§ **EXERCISE INSTRUCTIONS**
Could you give the data below again, exactly and completely?

§ **RECORD SET**

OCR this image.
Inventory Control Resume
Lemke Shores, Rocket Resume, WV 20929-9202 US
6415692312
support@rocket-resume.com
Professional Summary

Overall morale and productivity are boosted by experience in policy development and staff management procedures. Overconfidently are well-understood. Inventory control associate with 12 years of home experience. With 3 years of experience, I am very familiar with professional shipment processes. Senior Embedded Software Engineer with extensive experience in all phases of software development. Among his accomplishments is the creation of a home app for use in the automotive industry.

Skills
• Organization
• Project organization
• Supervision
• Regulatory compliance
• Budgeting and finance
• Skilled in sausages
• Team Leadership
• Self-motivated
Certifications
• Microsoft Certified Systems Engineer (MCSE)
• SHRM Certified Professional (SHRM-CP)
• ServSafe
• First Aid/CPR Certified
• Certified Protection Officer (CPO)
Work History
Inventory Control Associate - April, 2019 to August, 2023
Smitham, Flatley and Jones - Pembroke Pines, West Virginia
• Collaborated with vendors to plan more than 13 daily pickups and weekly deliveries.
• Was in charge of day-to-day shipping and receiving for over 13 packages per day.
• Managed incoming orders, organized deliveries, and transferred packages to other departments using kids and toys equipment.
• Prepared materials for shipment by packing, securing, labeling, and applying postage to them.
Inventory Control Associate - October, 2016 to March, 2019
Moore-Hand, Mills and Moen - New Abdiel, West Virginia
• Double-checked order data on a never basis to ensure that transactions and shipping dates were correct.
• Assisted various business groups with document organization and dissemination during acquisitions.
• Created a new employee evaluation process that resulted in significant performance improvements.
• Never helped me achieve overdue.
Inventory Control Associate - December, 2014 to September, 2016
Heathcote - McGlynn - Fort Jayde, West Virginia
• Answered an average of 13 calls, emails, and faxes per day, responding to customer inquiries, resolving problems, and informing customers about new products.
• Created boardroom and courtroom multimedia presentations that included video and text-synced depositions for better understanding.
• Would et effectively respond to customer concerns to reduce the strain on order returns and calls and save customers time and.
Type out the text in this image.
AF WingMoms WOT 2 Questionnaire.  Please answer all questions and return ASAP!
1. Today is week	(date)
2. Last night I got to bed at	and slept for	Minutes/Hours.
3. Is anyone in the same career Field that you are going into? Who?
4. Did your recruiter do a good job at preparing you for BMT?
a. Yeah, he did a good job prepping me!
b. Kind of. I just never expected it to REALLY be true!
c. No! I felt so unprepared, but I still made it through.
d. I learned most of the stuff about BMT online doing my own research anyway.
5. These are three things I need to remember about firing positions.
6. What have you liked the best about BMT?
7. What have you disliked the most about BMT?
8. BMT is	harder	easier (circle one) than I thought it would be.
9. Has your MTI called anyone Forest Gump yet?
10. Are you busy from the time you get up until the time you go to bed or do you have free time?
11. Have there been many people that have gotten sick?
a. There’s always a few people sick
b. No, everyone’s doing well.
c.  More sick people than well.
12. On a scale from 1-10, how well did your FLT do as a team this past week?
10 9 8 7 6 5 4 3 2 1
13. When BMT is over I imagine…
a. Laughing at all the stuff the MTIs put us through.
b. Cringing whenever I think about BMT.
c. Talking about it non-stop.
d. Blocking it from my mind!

§ **RESULT FOR THIS TASK**
OCR this image.
Inventory Control Resume
Lemke Shores, Rocket Resume, WV 20929-9202 US
6415692312
support@rocket-resume.com
Professional Summary

Overall morale and productivity are boosted by experience in policy development and staff management procedures. Overconfidently are well-understood. Inventory control associate with 12 years of home experience. With 3 years of experience, I am very familiar with professional shipment processes. Senior Embedded Software Engineer with extensive experience in all phases of software development. Among his accomplishments is the creation of a home app for use in the automotive industry.

Skills
• Organization
• Project organization
• Supervision
• Regulatory compliance
• Budgeting and finance
• Skilled in sausages
• Team Leadership
• Self-motivated
Certifications
• Microsoft Certified Systems Engineer (MCSE)
• SHRM Certified Professional (SHRM-CP)
• ServSafe
• First Aid/CPR Certified
• Certified Protection Officer (CPO)
Work History
Inventory Control Associate - April, 2019 to August, 2023
Smitham, Flatley and Jones - Pembroke Pines, West Virginia
• Collaborated with vendors to plan more than 13 daily pickups and weekly deliveries.
• Was in charge of day-to-day shipping and receiving for over 13 packages per day.
• Managed incoming orders, organized deliveries, and transferred packages to other departments using kids and toys equipment.
• Prepared materials for shipment by packing, securing, labeling, and applying postage to them.
Inventory Control Associate - October, 2016 to March, 2019
Moore-Hand, Mills and Moen - New Abdiel, West Virginia
• Double-checked order data on a never basis to ensure that transactions and shipping dates were correct.
• Assisted various business groups with document organization and dissemination during acquisitions.
• Created a new employee evaluation process that resulted in significant performance improvements.
• Never helped me achieve overdue.
Inventory Control Associate - December, 2014 to September, 2016
Heathcote - McGlynn - Fort Jayde, West Virginia
• Answered an average of 13 calls, emails, and faxes per day, responding to customer inquiries, resolving problems, and informing customers about new products.
• Created boardroom and courtroom multimedia presentations that included video and text-synced depositions for better understanding.
• Would et effectively respond to customer concerns to reduce the strain on order returns and calls and save customers time and.
Type out the text in this image.
AF WingMoms WOT 2 Questionnaire.  Please answer all questions and return ASAP!
1. Today is week	(date)
2. Last night I got to bed at	and slept for	Minutes/Hours.
3. Is anyone in the same career Field that you are going into? Who?
4. Did your recruiter do a good job at preparing you for BMT?
a. Yeah, he did a good job prepping me!
b. Kind of. I just never expected it to REALLY be true!
c. No! I felt so unprepared, but I still made it through.
d. I learned most of the stuff about BMT online doing my own research anyway.
5. These are three things I need to remember about firing positions.
6. What have you liked the best about BMT?
7. What have you disliked the most about BMT?
8. BMT is	harder	easier (circle one) than I thought it would be.
9. Has your MTI called anyone Forest Gump yet?
10. Are you busy from the time you get up until the time you go to bed or do you have free time?
11. Have there been many people that have gotten sick?
a. There’s always a few people sick
b. No, everyone’s doing well.
c.  More sick people than well.
12. On a scale from 1-10, how well did your FLT do as a team this past week?
10 9 8 7 6 5 4 3 2 1
13. When BMT is over I imagine…
a. Laughing at all the stuff the MTIs put us through.
b. Cringing whenever I think about BMT.
c. Talking about it non-stop.
d. Blocking it from my mind!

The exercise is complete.